__DATA LISTING__.

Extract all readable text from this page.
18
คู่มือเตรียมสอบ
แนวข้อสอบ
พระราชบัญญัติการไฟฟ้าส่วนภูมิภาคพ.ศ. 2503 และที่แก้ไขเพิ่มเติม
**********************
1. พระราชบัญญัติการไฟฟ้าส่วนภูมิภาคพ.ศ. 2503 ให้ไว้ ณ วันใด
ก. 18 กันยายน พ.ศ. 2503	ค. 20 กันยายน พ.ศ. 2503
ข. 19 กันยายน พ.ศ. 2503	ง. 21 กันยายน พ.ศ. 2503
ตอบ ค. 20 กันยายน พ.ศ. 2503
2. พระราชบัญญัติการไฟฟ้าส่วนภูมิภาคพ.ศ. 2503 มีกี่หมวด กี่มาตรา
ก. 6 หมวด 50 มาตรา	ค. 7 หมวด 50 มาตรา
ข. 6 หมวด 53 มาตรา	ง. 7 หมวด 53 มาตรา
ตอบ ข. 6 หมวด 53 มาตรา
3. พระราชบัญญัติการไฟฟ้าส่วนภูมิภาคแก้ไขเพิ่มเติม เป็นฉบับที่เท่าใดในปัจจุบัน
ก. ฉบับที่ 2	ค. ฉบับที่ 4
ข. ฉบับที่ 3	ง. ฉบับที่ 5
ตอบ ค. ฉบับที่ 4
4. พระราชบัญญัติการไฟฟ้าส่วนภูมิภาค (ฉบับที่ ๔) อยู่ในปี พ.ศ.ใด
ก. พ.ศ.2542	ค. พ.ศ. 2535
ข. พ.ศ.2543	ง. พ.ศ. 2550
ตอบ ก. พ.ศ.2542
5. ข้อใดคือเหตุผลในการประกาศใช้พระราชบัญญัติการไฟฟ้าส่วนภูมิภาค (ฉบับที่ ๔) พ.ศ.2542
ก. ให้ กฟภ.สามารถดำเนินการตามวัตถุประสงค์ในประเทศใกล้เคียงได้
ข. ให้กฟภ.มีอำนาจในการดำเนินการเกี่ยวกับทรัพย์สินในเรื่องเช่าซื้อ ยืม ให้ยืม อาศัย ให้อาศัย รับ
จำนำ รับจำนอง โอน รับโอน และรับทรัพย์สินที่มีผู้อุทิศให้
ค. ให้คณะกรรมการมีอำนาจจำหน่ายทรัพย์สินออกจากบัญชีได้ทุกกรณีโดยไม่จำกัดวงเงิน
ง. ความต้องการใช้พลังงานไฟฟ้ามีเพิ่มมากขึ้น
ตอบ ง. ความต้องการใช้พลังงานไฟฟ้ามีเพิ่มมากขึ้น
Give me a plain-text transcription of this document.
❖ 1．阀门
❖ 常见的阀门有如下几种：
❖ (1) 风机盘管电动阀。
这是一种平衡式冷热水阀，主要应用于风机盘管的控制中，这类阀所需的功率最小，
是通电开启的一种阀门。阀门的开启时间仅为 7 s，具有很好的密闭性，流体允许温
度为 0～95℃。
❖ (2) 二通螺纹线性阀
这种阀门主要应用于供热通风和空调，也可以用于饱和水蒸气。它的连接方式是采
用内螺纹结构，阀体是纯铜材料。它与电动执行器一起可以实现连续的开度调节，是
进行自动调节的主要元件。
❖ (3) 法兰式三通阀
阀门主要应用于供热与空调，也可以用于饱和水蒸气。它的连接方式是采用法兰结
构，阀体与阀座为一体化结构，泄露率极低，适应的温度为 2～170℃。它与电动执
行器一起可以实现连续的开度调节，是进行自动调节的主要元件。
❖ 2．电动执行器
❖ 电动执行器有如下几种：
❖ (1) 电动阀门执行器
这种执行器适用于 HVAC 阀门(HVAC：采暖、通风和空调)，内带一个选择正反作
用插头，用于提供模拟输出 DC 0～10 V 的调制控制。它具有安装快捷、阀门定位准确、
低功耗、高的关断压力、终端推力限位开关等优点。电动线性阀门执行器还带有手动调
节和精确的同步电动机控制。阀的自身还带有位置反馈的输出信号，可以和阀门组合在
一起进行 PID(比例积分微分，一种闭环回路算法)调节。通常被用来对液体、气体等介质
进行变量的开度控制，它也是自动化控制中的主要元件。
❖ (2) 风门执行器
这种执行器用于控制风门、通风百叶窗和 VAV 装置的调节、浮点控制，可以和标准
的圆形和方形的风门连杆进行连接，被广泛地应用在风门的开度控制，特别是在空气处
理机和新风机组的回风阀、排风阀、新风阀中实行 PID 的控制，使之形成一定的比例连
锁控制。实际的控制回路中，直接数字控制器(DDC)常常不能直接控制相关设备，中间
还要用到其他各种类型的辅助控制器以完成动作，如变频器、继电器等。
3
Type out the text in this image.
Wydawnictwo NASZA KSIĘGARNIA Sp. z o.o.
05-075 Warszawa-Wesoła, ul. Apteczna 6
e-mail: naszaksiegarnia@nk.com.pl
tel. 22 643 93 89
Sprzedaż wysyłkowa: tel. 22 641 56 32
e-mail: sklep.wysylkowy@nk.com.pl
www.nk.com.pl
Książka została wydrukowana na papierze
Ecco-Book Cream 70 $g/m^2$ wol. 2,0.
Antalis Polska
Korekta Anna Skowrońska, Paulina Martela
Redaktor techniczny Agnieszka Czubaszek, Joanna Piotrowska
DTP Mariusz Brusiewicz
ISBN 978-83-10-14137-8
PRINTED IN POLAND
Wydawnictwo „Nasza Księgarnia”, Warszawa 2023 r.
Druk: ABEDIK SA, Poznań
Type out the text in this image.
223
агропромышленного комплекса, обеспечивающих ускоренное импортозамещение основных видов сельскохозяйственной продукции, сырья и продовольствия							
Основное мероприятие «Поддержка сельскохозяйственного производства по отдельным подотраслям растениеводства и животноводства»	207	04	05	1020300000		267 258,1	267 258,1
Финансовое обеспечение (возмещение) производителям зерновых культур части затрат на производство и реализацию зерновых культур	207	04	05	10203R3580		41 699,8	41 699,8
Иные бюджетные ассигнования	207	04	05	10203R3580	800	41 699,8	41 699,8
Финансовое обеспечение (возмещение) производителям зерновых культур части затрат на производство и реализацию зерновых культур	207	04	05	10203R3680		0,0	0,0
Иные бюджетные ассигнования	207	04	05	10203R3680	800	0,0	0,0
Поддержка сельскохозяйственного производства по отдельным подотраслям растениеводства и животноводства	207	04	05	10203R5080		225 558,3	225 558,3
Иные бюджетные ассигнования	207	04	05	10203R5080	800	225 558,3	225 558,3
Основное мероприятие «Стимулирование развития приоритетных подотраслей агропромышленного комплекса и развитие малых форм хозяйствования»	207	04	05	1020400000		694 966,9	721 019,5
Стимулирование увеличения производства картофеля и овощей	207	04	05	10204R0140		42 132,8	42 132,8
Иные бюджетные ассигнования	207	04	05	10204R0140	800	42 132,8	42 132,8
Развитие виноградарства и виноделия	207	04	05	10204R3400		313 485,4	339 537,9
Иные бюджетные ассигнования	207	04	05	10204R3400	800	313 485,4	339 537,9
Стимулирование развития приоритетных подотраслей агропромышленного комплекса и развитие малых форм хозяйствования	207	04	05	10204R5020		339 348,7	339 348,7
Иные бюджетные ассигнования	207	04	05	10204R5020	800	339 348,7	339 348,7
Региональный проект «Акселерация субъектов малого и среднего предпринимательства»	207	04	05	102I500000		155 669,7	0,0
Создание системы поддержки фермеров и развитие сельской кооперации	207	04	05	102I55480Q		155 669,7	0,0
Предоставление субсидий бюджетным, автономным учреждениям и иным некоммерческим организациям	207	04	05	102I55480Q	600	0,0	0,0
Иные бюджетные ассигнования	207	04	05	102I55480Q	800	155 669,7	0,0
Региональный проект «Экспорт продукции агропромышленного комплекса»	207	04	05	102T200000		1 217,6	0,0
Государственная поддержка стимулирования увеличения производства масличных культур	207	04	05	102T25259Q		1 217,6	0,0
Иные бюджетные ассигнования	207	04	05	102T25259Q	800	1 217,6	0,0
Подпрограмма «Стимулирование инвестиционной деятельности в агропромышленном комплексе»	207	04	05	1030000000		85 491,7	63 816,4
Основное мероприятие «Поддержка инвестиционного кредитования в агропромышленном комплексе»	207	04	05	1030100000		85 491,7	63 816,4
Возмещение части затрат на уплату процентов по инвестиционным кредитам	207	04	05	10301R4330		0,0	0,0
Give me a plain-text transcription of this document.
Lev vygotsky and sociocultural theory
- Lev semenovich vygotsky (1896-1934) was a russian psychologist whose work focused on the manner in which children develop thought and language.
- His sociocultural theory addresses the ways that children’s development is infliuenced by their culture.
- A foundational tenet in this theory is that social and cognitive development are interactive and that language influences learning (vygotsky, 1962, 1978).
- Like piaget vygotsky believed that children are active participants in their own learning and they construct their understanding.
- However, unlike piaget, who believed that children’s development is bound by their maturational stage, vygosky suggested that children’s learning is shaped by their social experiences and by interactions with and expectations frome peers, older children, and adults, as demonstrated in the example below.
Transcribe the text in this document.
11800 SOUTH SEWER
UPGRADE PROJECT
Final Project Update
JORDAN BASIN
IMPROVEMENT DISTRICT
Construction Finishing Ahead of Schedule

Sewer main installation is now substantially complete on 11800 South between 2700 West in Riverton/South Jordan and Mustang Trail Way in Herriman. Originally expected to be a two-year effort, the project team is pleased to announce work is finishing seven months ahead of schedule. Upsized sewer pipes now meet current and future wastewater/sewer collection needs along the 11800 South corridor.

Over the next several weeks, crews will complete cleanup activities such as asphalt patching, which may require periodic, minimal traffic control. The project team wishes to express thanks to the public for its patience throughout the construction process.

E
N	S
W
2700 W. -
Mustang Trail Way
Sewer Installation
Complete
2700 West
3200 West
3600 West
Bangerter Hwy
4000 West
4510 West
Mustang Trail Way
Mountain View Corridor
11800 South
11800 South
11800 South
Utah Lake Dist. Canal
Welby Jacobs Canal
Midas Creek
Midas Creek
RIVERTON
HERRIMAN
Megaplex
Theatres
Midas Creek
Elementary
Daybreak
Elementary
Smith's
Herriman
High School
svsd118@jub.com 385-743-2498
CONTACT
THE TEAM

__WHAT IS ASKED__. Only lines with "มมากข" are wanted here; list each of them.

__SOLUTION TO THIS EXERCISE__.
ง. ความต้องการใช้พลังงานไฟฟ้ามีเพิ่มมากขึ้น
ตอบ ง. ความต้องการใช้พลังงานไฟฟ้ามีเพิ่มมากขึ้น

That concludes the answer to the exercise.